Every record should be repeated exactly, except that pictures are left out.

SUPPLIED INFORMATION:
## BEGIN
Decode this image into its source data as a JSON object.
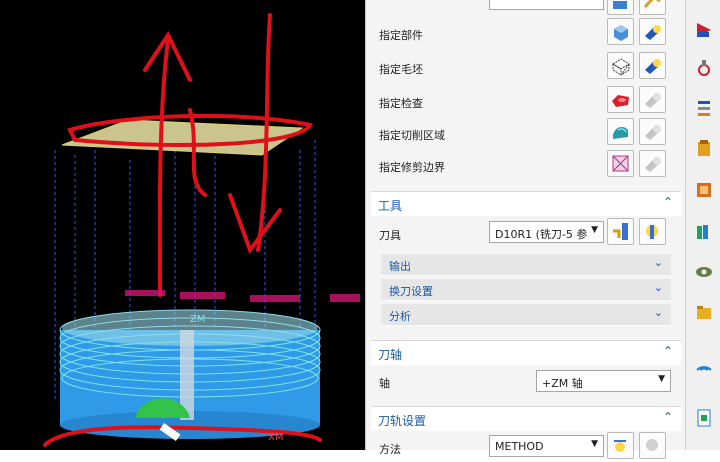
{
  "panel": {
    "geometry_rows": [
      {
        "label": "指定部件",
        "icon1": "part-select-icon",
        "icon2": "flashlight-icon"
      },
      {
        "label": "指定毛坯",
        "icon1": "blank-select-icon",
        "icon2": "flashlight-icon"
      },
      {
        "label": "指定检查",
        "icon1": "check-select-icon",
        "icon2": "flashlight-disabled-icon"
      },
      {
        "label": "指定切削区域",
        "icon1": "cut-area-select-icon",
        "icon2": "flashlight-disabled-icon"
      },
      {
        "label": "指定修剪边界",
        "icon1": "trim-boundary-select-icon",
        "icon2": "flashlight-disabled-icon"
      }
    ],
    "tool_section": {
      "title": "工具",
      "tool_label": "刀具",
      "tool_value": "D10R1 (铣刀-5 参",
      "subsections": [
        "输出",
        "换刀设置",
        "分析"
      ]
    },
    "axis_section": {
      "title": "刀轴",
      "axis_label": "轴",
      "axis_value": "+ZM 轴"
    },
    "path_section": {
      "title": "刀轨设置",
      "method_label": "方法",
      "method_value": "METHOD"
    }
  },
  "viewport": {
    "axis_label_zm": "ZM",
    "axis_label_xm": "XM"
  },
  "colors": {
    "accent": "#1d5aa8",
    "annotation_red": "#e0101a",
    "toolpath_cyan": "#7fe0e8",
    "stock_blue": "#2f9be8"
  }
}
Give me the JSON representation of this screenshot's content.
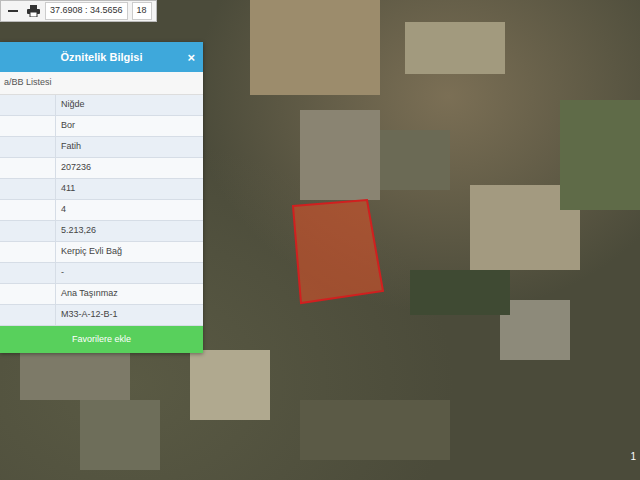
{
  "toolbar": {
    "coordinates": "37.6908 : 34.5656",
    "zoom": "18"
  },
  "panel": {
    "title": "Öznitelik Bilgisi",
    "close": "×",
    "list_label": "a/BB Listesi",
    "values": [
      "Niğde",
      "Bor",
      "Fatih",
      "207236",
      "411",
      "4",
      "5.213,26",
      "Kerpiç Evli Bağ",
      "-",
      "Ana Taşınmaz",
      "M33-A-12-B-1"
    ],
    "button": "Favorilere ekle"
  },
  "scale_label": "1"
}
## END
WRITTEN ANSWER:
Decode this image into its source data as a JSON object.
{
  "panel": {
    "geometry_rows": [
      {
        "label": "指定部件",
        "icon1": "part-select-icon",
        "icon2": "flashlight-icon"
      },
      {
        "label": "指定毛坯",
        "icon1": "blank-select-icon",
        "icon2": "flashlight-icon"
      },
      {
        "label": "指定检查",
        "icon1": "check-select-icon",
        "icon2": "flashlight-disabled-icon"
      },
      {
        "label": "指定切削区域",
        "icon1": "cut-area-select-icon",
        "icon2": "flashlight-disabled-icon"
      },
      {
        "label": "指定修剪边界",
        "icon1": "trim-boundary-select-icon",
        "icon2": "flashlight-disabled-icon"
      }
    ],
    "tool_section": {
      "title": "工具",
      "tool_label": "刀具",
      "tool_value": "D10R1 (铣刀-5 参",
      "subsections": [
        "输出",
        "换刀设置",
        "分析"
      ]
    },
    "axis_section": {
      "title": "刀轴",
      "axis_label": "轴",
      "axis_value": "+ZM 轴"
    },
    "path_section": {
      "title": "刀轨设置",
      "method_label": "方法",
      "method_value": "METHOD"
    }
  },
  "viewport": {
    "axis_label_zm": "ZM",
    "axis_label_xm": "XM"
  },
  "colors": {
    "accent": "#1d5aa8",
    "annotation_red": "#e0101a",
    "toolpath_cyan": "#7fe0e8",
    "stock_blue": "#2f9be8"
  }
}
Give me the JSON representation of this screenshot's content.
{
  "toolbar": {
    "coordinates": "37.6908 : 34.5656",
    "zoom": "18"
  },
  "panel": {
    "title": "Öznitelik Bilgisi",
    "close": "×",
    "list_label": "a/BB Listesi",
    "values": [
      "Niğde",
      "Bor",
      "Fatih",
      "207236",
      "411",
      "4",
      "5.213,26",
      "Kerpiç Evli Bağ",
      "-",
      "Ana Taşınmaz",
      "M33-A-12-B-1"
    ],
    "button": "Favorilere ekle"
  },
  "scale_label": "1"
}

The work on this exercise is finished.